[Figure record extracts]
━━━━━━━━━━━━━━━━━━━━━━━━━━━━━━
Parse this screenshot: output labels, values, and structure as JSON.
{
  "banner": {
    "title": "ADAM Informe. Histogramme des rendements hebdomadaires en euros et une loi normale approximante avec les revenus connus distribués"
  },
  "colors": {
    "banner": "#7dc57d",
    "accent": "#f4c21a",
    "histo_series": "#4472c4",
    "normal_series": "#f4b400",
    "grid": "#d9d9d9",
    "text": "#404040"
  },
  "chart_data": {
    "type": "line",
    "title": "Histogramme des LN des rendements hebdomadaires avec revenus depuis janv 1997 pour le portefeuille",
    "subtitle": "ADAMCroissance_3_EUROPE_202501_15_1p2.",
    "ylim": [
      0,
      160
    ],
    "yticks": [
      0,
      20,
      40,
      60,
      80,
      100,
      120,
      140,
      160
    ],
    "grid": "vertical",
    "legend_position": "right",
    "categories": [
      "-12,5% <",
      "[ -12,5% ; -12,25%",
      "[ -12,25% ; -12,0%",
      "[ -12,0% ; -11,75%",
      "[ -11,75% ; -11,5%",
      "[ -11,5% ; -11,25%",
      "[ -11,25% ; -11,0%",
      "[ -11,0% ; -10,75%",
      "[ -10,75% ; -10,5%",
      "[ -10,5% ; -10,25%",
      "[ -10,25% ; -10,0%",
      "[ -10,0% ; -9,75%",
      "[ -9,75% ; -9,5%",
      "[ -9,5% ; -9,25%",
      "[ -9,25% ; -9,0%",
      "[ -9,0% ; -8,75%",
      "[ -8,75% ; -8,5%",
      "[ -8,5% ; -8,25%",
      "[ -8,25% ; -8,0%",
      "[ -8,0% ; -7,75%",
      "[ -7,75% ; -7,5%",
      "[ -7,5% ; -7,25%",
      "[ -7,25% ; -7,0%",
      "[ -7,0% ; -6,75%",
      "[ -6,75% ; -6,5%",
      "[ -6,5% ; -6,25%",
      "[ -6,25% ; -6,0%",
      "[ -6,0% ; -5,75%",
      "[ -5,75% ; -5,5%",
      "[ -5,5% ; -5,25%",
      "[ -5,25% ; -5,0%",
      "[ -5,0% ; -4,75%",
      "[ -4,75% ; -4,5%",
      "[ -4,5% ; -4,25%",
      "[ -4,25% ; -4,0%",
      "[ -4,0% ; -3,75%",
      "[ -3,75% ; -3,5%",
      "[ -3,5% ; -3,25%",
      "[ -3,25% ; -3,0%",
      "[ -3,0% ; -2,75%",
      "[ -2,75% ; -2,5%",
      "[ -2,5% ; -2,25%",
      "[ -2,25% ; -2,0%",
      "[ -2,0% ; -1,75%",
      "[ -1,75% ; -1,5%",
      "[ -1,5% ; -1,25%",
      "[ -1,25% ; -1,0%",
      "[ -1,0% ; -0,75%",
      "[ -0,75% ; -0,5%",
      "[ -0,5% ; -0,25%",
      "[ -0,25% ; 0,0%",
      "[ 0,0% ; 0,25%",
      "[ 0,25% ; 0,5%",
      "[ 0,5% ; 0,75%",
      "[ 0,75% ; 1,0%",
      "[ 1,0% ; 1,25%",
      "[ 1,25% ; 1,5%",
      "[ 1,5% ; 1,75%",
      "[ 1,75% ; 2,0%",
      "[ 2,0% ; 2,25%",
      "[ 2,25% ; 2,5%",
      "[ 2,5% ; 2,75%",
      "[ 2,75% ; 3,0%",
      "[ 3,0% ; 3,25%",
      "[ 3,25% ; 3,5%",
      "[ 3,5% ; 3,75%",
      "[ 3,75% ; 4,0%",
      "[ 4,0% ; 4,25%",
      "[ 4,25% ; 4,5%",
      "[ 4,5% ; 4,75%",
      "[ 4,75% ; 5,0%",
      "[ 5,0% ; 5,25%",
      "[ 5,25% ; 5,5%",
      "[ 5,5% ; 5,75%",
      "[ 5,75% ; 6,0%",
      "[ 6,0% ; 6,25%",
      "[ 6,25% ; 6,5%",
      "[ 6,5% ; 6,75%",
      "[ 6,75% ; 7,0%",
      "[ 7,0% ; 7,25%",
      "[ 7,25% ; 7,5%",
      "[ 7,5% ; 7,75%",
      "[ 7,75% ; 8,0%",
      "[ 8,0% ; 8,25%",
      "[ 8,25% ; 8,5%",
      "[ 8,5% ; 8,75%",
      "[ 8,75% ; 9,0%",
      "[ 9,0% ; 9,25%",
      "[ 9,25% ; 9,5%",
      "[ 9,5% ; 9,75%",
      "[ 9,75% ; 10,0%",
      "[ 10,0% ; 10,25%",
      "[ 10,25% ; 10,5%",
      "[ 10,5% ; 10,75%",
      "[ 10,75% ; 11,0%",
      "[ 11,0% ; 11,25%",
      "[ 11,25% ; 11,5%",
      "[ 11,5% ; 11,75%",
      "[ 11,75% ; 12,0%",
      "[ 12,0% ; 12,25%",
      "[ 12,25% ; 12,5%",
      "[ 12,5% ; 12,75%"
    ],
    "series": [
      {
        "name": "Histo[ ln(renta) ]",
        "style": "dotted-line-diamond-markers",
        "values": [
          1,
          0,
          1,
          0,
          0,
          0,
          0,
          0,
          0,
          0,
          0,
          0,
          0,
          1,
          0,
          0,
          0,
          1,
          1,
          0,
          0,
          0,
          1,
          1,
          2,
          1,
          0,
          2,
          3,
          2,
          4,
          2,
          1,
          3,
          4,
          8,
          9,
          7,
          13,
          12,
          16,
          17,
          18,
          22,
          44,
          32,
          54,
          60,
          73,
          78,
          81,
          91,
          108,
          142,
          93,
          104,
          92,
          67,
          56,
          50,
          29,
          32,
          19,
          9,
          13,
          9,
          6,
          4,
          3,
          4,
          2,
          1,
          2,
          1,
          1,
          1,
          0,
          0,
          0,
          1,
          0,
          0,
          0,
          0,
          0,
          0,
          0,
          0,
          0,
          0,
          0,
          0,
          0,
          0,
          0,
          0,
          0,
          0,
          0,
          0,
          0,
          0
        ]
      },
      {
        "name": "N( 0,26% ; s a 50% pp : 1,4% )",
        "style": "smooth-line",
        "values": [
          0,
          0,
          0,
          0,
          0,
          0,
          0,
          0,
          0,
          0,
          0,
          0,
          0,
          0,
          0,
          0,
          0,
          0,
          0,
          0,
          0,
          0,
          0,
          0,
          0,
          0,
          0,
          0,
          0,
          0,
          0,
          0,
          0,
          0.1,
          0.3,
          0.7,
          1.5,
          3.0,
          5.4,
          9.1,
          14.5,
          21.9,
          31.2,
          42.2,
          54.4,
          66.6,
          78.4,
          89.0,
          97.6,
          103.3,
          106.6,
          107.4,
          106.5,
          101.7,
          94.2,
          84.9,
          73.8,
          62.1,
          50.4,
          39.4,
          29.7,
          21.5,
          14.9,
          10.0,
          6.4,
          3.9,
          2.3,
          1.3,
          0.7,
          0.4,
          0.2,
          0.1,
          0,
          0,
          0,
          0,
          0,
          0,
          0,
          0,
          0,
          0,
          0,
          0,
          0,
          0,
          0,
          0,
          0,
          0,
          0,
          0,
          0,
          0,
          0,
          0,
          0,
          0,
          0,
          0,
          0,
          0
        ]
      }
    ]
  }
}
━━━━━━━━━━━━━━━━━━━━━━━━━━━━━━
What you should do: Please repeat the listing above in full and exactly.

Final answer:
Parse this screenshot: output labels, values, and structure as JSON.
{
  "banner": {
    "title": "ADAM Informe. Histogramme des rendements hebdomadaires en euros et une loi normale approximante avec les revenus connus distribués"
  },
  "colors": {
    "banner": "#7dc57d",
    "accent": "#f4c21a",
    "histo_series": "#4472c4",
    "normal_series": "#f4b400",
    "grid": "#d9d9d9",
    "text": "#404040"
  },
  "chart_data": {
    "type": "line",
    "title": "Histogramme des LN des rendements hebdomadaires avec revenus depuis janv 1997 pour le portefeuille",
    "subtitle": "ADAMCroissance_3_EUROPE_202501_15_1p2.",
    "ylim": [
      0,
      160
    ],
    "yticks": [
      0,
      20,
      40,
      60,
      80,
      100,
      120,
      140,
      160
    ],
    "grid": "vertical",
    "legend_position": "right",
    "categories": [
      "-12,5% <",
      "[ -12,5% ; -12,25%",
      "[ -12,25% ; -12,0%",
      "[ -12,0% ; -11,75%",
      "[ -11,75% ; -11,5%",
      "[ -11,5% ; -11,25%",
      "[ -11,25% ; -11,0%",
      "[ -11,0% ; -10,75%",
      "[ -10,75% ; -10,5%",
      "[ -10,5% ; -10,25%",
      "[ -10,25% ; -10,0%",
      "[ -10,0% ; -9,75%",
      "[ -9,75% ; -9,5%",
      "[ -9,5% ; -9,25%",
      "[ -9,25% ; -9,0%",
      "[ -9,0% ; -8,75%",
      "[ -8,75% ; -8,5%",
      "[ -8,5% ; -8,25%",
      "[ -8,25% ; -8,0%",
      "[ -8,0% ; -7,75%",
      "[ -7,75% ; -7,5%",
      "[ -7,5% ; -7,25%",
      "[ -7,25% ; -7,0%",
      "[ -7,0% ; -6,75%",
      "[ -6,75% ; -6,5%",
      "[ -6,5% ; -6,25%",
      "[ -6,25% ; -6,0%",
      "[ -6,0% ; -5,75%",
      "[ -5,75% ; -5,5%",
      "[ -5,5% ; -5,25%",
      "[ -5,25% ; -5,0%",
      "[ -5,0% ; -4,75%",
      "[ -4,75% ; -4,5%",
      "[ -4,5% ; -4,25%",
      "[ -4,25% ; -4,0%",
      "[ -4,0% ; -3,75%",
      "[ -3,75% ; -3,5%",
      "[ -3,5% ; -3,25%",
      "[ -3,25% ; -3,0%",
      "[ -3,0% ; -2,75%",
      "[ -2,75% ; -2,5%",
      "[ -2,5% ; -2,25%",
      "[ -2,25% ; -2,0%",
      "[ -2,0% ; -1,75%",
      "[ -1,75% ; -1,5%",
      "[ -1,5% ; -1,25%",
      "[ -1,25% ; -1,0%",
      "[ -1,0% ; -0,75%",
      "[ -0,75% ; -0,5%",
      "[ -0,5% ; -0,25%",
      "[ -0,25% ; 0,0%",
      "[ 0,0% ; 0,25%",
      "[ 0,25% ; 0,5%",
      "[ 0,5% ; 0,75%",
      "[ 0,75% ; 1,0%",
      "[ 1,0% ; 1,25%",
      "[ 1,25% ; 1,5%",
      "[ 1,5% ; 1,75%",
      "[ 1,75% ; 2,0%",
      "[ 2,0% ; 2,25%",
      "[ 2,25% ; 2,5%",
      "[ 2,5% ; 2,75%",
      "[ 2,75% ; 3,0%",
      "[ 3,0% ; 3,25%",
      "[ 3,25% ; 3,5%",
      "[ 3,5% ; 3,75%",
      "[ 3,75% ; 4,0%",
      "[ 4,0% ; 4,25%",
      "[ 4,25% ; 4,5%",
      "[ 4,5% ; 4,75%",
      "[ 4,75% ; 5,0%",
      "[ 5,0% ; 5,25%",
      "[ 5,25% ; 5,5%",
      "[ 5,5% ; 5,75%",
      "[ 5,75% ; 6,0%",
      "[ 6,0% ; 6,25%",
      "[ 6,25% ; 6,5%",
      "[ 6,5% ; 6,75%",
      "[ 6,75% ; 7,0%",
      "[ 7,0% ; 7,25%",
      "[ 7,25% ; 7,5%",
      "[ 7,5% ; 7,75%",
      "[ 7,75% ; 8,0%",
      "[ 8,0% ; 8,25%",
      "[ 8,25% ; 8,5%",
      "[ 8,5% ; 8,75%",
      "[ 8,75% ; 9,0%",
      "[ 9,0% ; 9,25%",
      "[ 9,25% ; 9,5%",
      "[ 9,5% ; 9,75%",
      "[ 9,75% ; 10,0%",
      "[ 10,0% ; 10,25%",
      "[ 10,25% ; 10,5%",
      "[ 10,5% ; 10,75%",
      "[ 10,75% ; 11,0%",
      "[ 11,0% ; 11,25%",
      "[ 11,25% ; 11,5%",
      "[ 11,5% ; 11,75%",
      "[ 11,75% ; 12,0%",
      "[ 12,0% ; 12,25%",
      "[ 12,25% ; 12,5%",
      "[ 12,5% ; 12,75%"
    ],
    "series": [
      {
        "name": "Histo[ ln(renta) ]",
        "style": "dotted-line-diamond-markers",
        "values": [
          1,
          0,
          1,
          0,
          0,
          0,
          0,
          0,
          0,
          0,
          0,
          0,
          0,
          1,
          0,
          0,
          0,
          1,
          1,
          0,
          0,
          0,
          1,
          1,
          2,
          1,
          0,
          2,
          3,
          2,
          4,
          2,
          1,
          3,
          4,
          8,
          9,
          7,
          13,
          12,
          16,
          17,
          18,
          22,
          44,
          32,
          54,
          60,
          73,
          78,
          81,
          91,
          108,
          142,
          93,
          104,
          92,
          67,
          56,
          50,
          29,
          32,
          19,
          9,
          13,
          9,
          6,
          4,
          3,
          4,
          2,
          1,
          2,
          1,
          1,
          1,
          0,
          0,
          0,
          1,
          0,
          0,
          0,
          0,
          0,
          0,
          0,
          0,
          0,
          0,
          0,
          0,
          0,
          0,
          0,
          0,
          0,
          0,
          0,
          0,
          0,
          0
        ]
      },
      {
        "name": "N( 0,26% ; s a 50% pp : 1,4% )",
        "style": "smooth-line",
        "values": [
          0,
          0,
          0,
          0,
          0,
          0,
          0,
          0,
          0,
          0,
          0,
          0,
          0,
          0,
          0,
          0,
          0,
          0,
          0,
          0,
          0,
          0,
          0,
          0,
          0,
          0,
          0,
          0,
          0,
          0,
          0,
          0,
          0,
          0.1,
          0.3,
          0.7,
          1.5,
          3.0,
          5.4,
          9.1,
          14.5,
          21.9,
          31.2,
          42.2,
          54.4,
          66.6,
          78.4,
          89.0,
          97.6,
          103.3,
          106.6,
          107.4,
          106.5,
          101.7,
          94.2,
          84.9,
          73.8,
          62.1,
          50.4,
          39.4,
          29.7,
          21.5,
          14.9,
          10.0,
          6.4,
          3.9,
          2.3,
          1.3,
          0.7,
          0.4,
          0.2,
          0.1,
          0,
          0,
          0,
          0,
          0,
          0,
          0,
          0,
          0,
          0,
          0,
          0,
          0,
          0,
          0,
          0,
          0,
          0,
          0,
          0,
          0,
          0,
          0,
          0,
          0,
          0,
          0,
          0,
          0,
          0
        ]
      }
    ]
  }
}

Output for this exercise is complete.